◆ **Directive**
Every line of the material that follows must be printed again exactly.

◆ **Supplied material**

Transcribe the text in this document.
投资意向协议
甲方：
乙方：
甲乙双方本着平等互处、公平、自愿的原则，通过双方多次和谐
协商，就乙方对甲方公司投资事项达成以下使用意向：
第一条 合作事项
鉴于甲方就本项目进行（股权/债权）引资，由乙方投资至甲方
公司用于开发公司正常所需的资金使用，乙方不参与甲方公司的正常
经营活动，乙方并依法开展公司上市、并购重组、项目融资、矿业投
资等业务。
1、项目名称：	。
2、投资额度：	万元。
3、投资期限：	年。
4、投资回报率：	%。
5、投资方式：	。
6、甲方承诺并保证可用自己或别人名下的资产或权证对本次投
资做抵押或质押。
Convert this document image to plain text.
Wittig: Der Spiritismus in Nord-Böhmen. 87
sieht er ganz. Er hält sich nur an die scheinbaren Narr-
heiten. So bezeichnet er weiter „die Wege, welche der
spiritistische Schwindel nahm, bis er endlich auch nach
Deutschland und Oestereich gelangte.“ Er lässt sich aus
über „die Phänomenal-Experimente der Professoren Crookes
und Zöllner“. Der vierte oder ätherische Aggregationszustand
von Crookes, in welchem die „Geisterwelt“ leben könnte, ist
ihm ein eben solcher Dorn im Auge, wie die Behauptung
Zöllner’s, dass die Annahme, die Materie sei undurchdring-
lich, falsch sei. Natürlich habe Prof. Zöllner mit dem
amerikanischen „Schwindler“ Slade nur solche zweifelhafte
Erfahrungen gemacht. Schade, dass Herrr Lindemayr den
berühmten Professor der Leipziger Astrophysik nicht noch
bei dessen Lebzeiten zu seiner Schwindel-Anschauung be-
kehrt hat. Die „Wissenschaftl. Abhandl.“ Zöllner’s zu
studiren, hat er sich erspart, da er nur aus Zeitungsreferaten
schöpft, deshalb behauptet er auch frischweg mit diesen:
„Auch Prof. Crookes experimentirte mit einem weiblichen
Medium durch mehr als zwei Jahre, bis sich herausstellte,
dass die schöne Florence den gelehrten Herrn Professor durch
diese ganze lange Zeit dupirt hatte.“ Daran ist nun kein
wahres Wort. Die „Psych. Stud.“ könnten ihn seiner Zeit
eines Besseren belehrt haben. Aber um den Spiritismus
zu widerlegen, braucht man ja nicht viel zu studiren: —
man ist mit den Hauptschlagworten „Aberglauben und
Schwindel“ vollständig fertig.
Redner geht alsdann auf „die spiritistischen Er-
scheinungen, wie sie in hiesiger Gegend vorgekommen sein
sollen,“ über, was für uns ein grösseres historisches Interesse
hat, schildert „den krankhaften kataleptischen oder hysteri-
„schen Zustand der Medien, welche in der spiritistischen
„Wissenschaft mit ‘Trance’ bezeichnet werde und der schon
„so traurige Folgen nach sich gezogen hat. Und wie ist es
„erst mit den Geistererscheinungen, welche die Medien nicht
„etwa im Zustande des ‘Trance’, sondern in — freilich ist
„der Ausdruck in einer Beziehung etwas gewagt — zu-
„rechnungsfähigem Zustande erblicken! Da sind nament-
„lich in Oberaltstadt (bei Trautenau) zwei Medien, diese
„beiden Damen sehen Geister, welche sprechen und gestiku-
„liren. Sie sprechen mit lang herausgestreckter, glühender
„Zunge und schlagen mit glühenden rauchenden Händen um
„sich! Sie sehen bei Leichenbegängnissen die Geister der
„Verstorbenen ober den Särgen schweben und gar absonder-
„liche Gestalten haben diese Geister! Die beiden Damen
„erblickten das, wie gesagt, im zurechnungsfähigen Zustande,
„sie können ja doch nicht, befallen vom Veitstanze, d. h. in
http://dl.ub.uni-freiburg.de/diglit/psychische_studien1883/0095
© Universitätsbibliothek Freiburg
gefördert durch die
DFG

◆ **Solution to the exercise**
Transcribe the text in this document.
投资意向协议
甲方：
乙方：
甲乙双方本着平等互处、公平、自愿的原则，通过双方多次和谐
协商，就乙方对甲方公司投资事项达成以下使用意向：
第一条 合作事项
鉴于甲方就本项目进行（股权/债权）引资，由乙方投资至甲方
公司用于开发公司正常所需的资金使用，乙方不参与甲方公司的正常
经营活动，乙方并依法开展公司上市、并购重组、项目融资、矿业投
资等业务。
1、项目名称：	。
2、投资额度：	万元。
3、投资期限：	年。
4、投资回报率：	%。
5、投资方式：	。
6、甲方承诺并保证可用自己或别人名下的资产或权证对本次投
资做抵押或质押。
Convert this document image to plain text.
Wittig: Der Spiritismus in Nord-Böhmen. 87
sieht er ganz. Er hält sich nur an die scheinbaren Narr-
heiten. So bezeichnet er weiter „die Wege, welche der
spiritistische Schwindel nahm, bis er endlich auch nach
Deutschland und Oestereich gelangte.“ Er lässt sich aus
über „die Phänomenal-Experimente der Professoren Crookes
und Zöllner“. Der vierte oder ätherische Aggregationszustand
von Crookes, in welchem die „Geisterwelt“ leben könnte, ist
ihm ein eben solcher Dorn im Auge, wie die Behauptung
Zöllner’s, dass die Annahme, die Materie sei undurchdring-
lich, falsch sei. Natürlich habe Prof. Zöllner mit dem
amerikanischen „Schwindler“ Slade nur solche zweifelhafte
Erfahrungen gemacht. Schade, dass Herrr Lindemayr den
berühmten Professor der Leipziger Astrophysik nicht noch
bei dessen Lebzeiten zu seiner Schwindel-Anschauung be-
kehrt hat. Die „Wissenschaftl. Abhandl.“ Zöllner’s zu
studiren, hat er sich erspart, da er nur aus Zeitungsreferaten
schöpft, deshalb behauptet er auch frischweg mit diesen:
„Auch Prof. Crookes experimentirte mit einem weiblichen
Medium durch mehr als zwei Jahre, bis sich herausstellte,
dass die schöne Florence den gelehrten Herrn Professor durch
diese ganze lange Zeit dupirt hatte.“ Daran ist nun kein
wahres Wort. Die „Psych. Stud.“ könnten ihn seiner Zeit
eines Besseren belehrt haben. Aber um den Spiritismus
zu widerlegen, braucht man ja nicht viel zu studiren: —
man ist mit den Hauptschlagworten „Aberglauben und
Schwindel“ vollständig fertig.
Redner geht alsdann auf „die spiritistischen Er-
scheinungen, wie sie in hiesiger Gegend vorgekommen sein
sollen,“ über, was für uns ein grösseres historisches Interesse
hat, schildert „den krankhaften kataleptischen oder hysteri-
„schen Zustand der Medien, welche in der spiritistischen
„Wissenschaft mit ‘Trance’ bezeichnet werde und der schon
„so traurige Folgen nach sich gezogen hat. Und wie ist es
„erst mit den Geistererscheinungen, welche die Medien nicht
„etwa im Zustande des ‘Trance’, sondern in — freilich ist
„der Ausdruck in einer Beziehung etwas gewagt — zu-
„rechnungsfähigem Zustande erblicken! Da sind nament-
„lich in Oberaltstadt (bei Trautenau) zwei Medien, diese
„beiden Damen sehen Geister, welche sprechen und gestiku-
„liren. Sie sprechen mit lang herausgestreckter, glühender
„Zunge und schlagen mit glühenden rauchenden Händen um
„sich! Sie sehen bei Leichenbegängnissen die Geister der
„Verstorbenen ober den Särgen schweben und gar absonder-
„liche Gestalten haben diese Geister! Die beiden Damen
„erblickten das, wie gesagt, im zurechnungsfähigen Zustande,
„sie können ja doch nicht, befallen vom Veitstanze, d. h. in
http://dl.ub.uni-freiburg.de/diglit/psychische_studien1883/0095
© Universitätsbibliothek Freiburg
gefördert durch die
DFG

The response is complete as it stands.